- **Set task**
Look below for the line with "Give me a plain-text", then repeat it and all lines after it, exactly, minus any pictures.

Saved data entries:
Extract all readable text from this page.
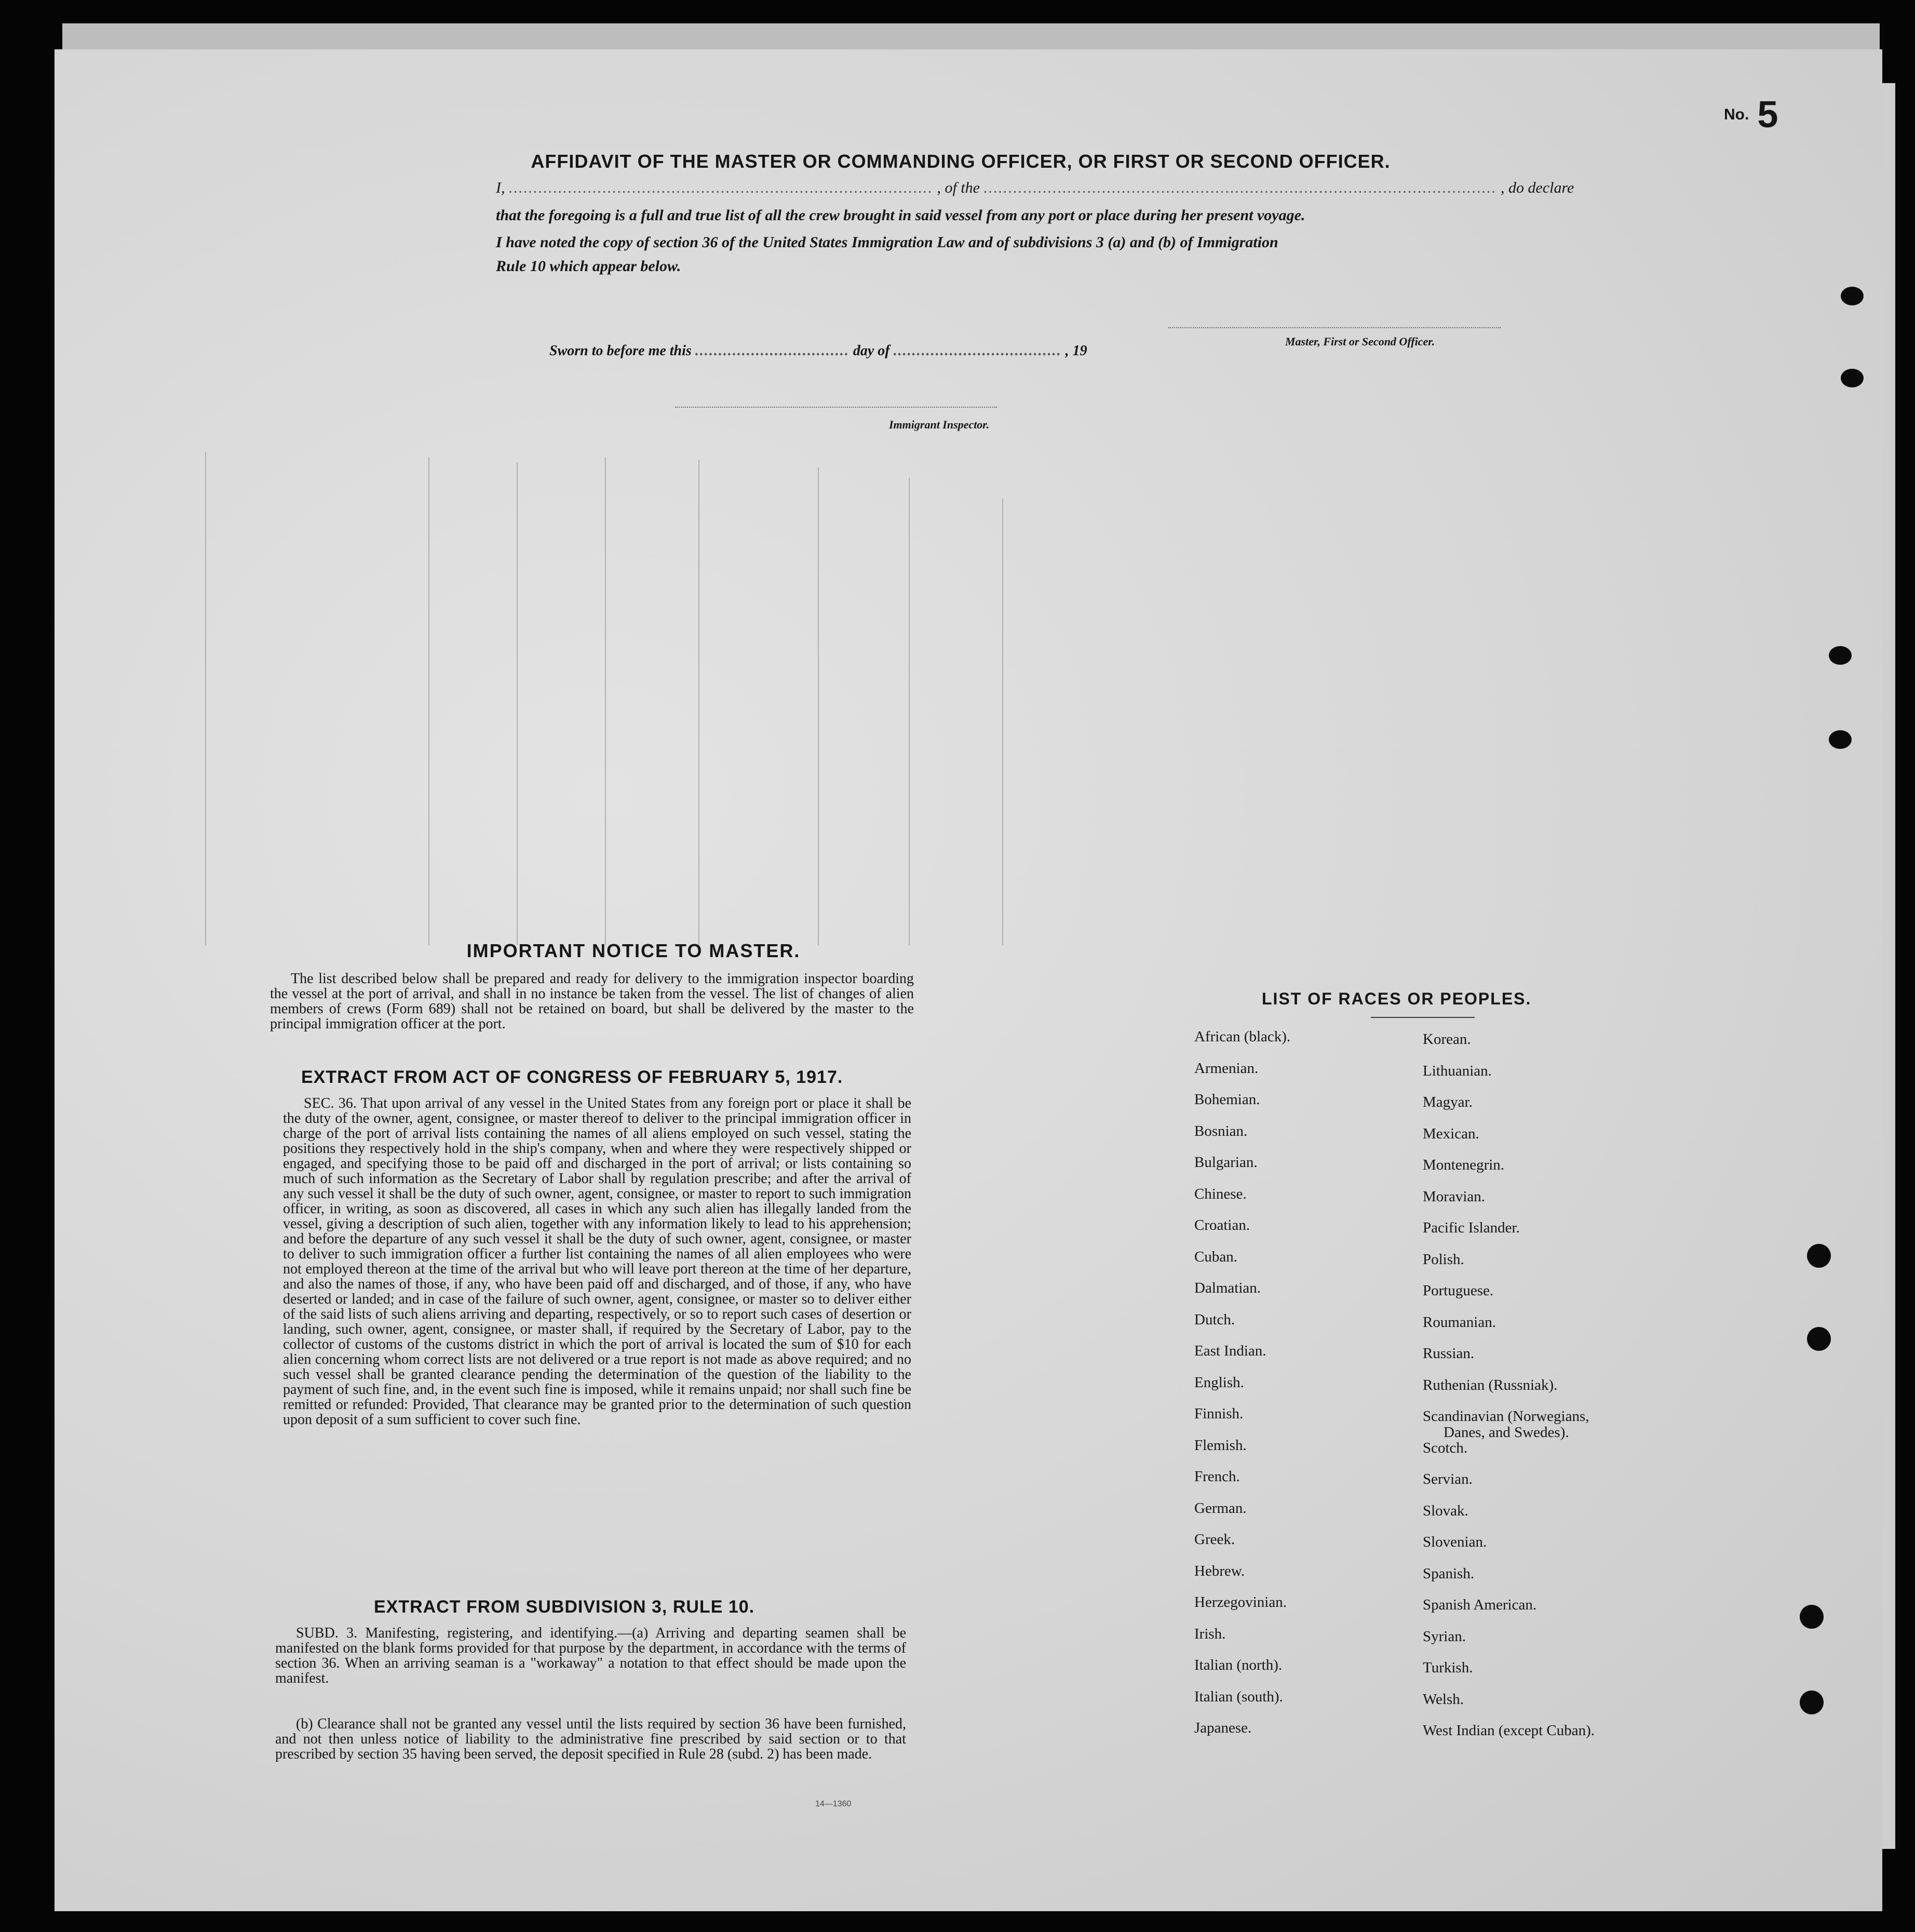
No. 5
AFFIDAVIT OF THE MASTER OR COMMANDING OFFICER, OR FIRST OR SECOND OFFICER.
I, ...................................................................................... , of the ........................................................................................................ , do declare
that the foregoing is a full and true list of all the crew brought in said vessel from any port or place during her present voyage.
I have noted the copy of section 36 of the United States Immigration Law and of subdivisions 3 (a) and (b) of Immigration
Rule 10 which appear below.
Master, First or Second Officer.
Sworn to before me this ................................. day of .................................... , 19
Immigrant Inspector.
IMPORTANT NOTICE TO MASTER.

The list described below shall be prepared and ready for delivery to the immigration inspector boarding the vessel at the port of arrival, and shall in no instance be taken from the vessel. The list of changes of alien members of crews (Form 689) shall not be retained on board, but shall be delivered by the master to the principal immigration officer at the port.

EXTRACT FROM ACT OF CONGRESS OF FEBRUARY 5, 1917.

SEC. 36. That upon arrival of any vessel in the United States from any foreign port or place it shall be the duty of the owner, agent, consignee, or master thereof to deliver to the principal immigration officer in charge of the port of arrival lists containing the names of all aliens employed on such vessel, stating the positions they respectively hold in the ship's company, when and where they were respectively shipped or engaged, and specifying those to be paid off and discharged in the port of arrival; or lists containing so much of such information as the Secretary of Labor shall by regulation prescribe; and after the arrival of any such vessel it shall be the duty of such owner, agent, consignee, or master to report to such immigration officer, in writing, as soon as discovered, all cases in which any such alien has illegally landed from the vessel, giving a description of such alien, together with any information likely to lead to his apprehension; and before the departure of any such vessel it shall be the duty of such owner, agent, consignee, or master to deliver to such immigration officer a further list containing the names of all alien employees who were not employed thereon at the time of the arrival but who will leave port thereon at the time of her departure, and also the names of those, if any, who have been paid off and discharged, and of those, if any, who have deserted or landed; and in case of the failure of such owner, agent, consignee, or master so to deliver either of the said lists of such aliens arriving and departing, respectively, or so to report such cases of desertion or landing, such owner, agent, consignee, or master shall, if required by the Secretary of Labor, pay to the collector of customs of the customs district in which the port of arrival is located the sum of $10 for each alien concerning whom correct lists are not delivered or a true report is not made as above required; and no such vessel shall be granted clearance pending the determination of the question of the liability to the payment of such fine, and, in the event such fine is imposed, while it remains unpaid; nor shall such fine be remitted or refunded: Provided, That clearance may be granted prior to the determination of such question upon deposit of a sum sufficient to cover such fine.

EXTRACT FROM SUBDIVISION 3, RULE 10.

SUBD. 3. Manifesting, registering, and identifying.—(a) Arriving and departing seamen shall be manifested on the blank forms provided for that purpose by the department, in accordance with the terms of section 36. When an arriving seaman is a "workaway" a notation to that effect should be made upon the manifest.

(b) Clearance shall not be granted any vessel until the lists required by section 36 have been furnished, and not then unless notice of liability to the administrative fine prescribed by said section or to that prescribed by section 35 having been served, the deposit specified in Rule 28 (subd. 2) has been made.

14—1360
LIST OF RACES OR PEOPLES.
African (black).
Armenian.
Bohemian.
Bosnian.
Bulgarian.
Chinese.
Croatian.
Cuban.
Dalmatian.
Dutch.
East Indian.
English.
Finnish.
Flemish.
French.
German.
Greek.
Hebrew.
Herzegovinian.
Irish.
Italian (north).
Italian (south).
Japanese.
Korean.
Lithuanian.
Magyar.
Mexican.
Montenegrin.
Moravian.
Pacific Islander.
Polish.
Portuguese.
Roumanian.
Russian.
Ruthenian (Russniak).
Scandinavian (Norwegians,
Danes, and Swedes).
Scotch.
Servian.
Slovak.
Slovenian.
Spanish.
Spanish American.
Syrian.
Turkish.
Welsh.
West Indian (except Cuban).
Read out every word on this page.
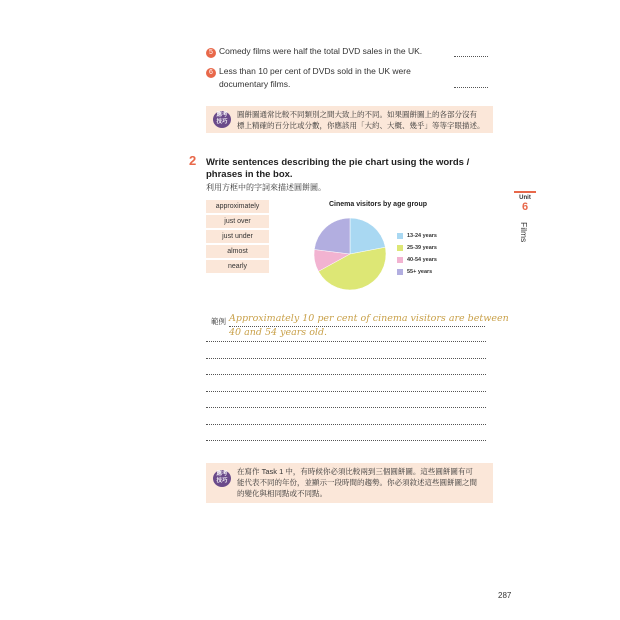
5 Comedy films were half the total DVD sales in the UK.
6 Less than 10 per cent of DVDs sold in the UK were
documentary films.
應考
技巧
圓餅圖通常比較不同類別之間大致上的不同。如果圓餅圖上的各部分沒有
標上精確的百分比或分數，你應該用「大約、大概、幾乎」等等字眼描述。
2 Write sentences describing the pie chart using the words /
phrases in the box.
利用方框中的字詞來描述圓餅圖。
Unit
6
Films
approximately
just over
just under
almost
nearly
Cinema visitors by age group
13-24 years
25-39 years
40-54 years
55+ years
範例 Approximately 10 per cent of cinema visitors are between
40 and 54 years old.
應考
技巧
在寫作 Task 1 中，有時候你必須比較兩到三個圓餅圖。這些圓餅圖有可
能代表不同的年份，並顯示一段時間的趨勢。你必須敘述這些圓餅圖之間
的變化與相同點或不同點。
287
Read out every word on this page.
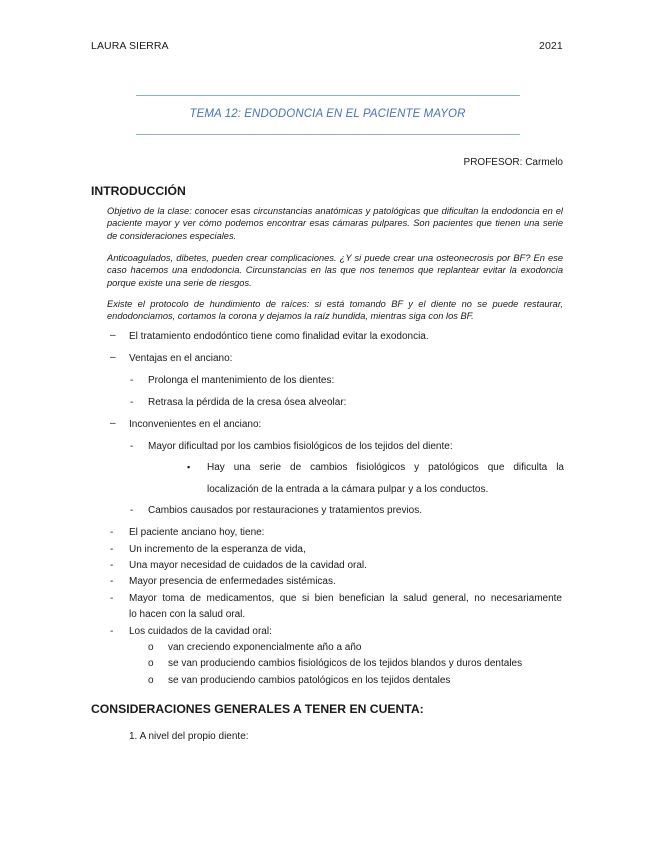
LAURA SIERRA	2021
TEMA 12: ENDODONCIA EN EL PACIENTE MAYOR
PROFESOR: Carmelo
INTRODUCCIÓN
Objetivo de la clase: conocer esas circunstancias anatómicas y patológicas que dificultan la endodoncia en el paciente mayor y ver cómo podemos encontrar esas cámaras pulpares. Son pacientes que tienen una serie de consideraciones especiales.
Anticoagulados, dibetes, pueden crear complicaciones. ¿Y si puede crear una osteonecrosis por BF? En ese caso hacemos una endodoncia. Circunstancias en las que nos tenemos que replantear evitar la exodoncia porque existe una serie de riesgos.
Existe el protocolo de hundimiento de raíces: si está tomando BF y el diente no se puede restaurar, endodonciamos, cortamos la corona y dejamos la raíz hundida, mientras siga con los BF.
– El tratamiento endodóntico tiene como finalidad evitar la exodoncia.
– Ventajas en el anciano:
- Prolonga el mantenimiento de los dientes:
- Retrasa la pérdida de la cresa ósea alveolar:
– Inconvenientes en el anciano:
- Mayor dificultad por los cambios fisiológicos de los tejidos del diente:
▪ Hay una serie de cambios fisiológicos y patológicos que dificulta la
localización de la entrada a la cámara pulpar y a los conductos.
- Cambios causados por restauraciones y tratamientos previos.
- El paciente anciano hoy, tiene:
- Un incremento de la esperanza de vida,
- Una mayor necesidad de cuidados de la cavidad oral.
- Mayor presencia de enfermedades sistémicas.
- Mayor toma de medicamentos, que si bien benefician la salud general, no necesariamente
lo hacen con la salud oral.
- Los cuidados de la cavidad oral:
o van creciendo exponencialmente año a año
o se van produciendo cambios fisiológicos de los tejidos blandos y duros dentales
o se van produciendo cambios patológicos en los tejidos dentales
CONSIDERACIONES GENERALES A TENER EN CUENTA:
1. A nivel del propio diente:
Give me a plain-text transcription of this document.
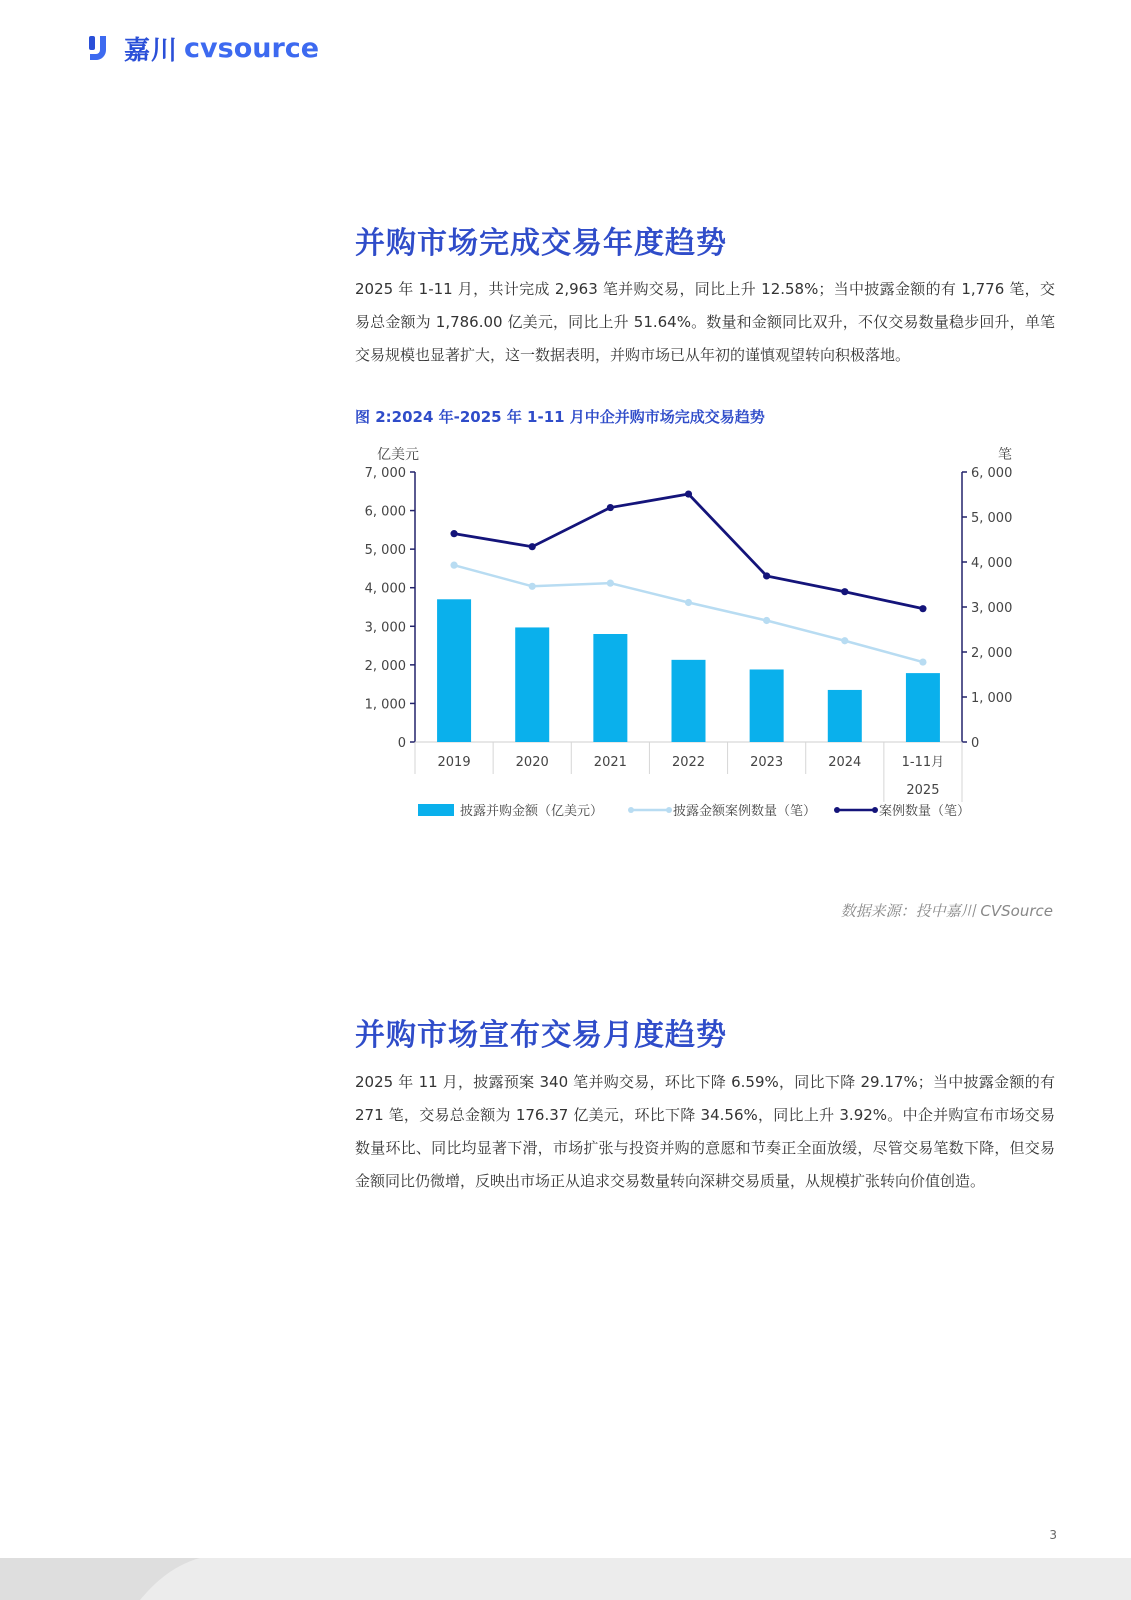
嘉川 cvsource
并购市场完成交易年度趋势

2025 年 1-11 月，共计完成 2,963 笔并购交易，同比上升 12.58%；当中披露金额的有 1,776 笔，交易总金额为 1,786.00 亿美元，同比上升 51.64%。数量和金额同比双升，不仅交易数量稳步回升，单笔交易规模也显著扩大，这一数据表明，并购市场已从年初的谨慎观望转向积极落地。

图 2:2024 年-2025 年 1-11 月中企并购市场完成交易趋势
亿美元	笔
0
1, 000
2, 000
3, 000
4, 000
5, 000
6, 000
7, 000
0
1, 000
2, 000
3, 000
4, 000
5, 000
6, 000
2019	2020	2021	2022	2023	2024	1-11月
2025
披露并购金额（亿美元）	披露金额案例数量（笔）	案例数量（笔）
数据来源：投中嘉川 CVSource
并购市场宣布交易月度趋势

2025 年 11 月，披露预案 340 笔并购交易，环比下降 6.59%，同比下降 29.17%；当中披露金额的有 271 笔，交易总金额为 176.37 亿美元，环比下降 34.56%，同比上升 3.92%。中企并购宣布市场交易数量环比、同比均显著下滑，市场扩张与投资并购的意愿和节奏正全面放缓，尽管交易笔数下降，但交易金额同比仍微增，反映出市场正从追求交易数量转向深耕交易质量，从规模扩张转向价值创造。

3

- **Output**
Give me a plain-text transcription of this document.
嘉川 cvsource
并购市场完成交易年度趋势

2025 年 1-11 月，共计完成 2,963 笔并购交易，同比上升 12.58%；当中披露金额的有 1,776 笔，交易总金额为 1,786.00 亿美元，同比上升 51.64%。数量和金额同比双升，不仅交易数量稳步回升，单笔交易规模也显著扩大，这一数据表明，并购市场已从年初的谨慎观望转向积极落地。

图 2:2024 年-2025 年 1-11 月中企并购市场完成交易趋势
亿美元	笔
0
1, 000
2, 000
3, 000
4, 000
5, 000
6, 000
7, 000
0
1, 000
2, 000
3, 000
4, 000
5, 000
6, 000
2019	2020	2021	2022	2023	2024	1-11月
2025
披露并购金额（亿美元）	披露金额案例数量（笔）	案例数量（笔）
数据来源：投中嘉川 CVSource
并购市场宣布交易月度趋势

2025 年 11 月，披露预案 340 笔并购交易，环比下降 6.59%，同比下降 29.17%；当中披露金额的有 271 笔，交易总金额为 176.37 亿美元，环比下降 34.56%，同比上升 3.92%。中企并购宣布市场交易数量环比、同比均显著下滑，市场扩张与投资并购的意愿和节奏正全面放缓，尽管交易笔数下降，但交易金额同比仍微增，反映出市场正从追求交易数量转向深耕交易质量，从规模扩张转向价值创造。

3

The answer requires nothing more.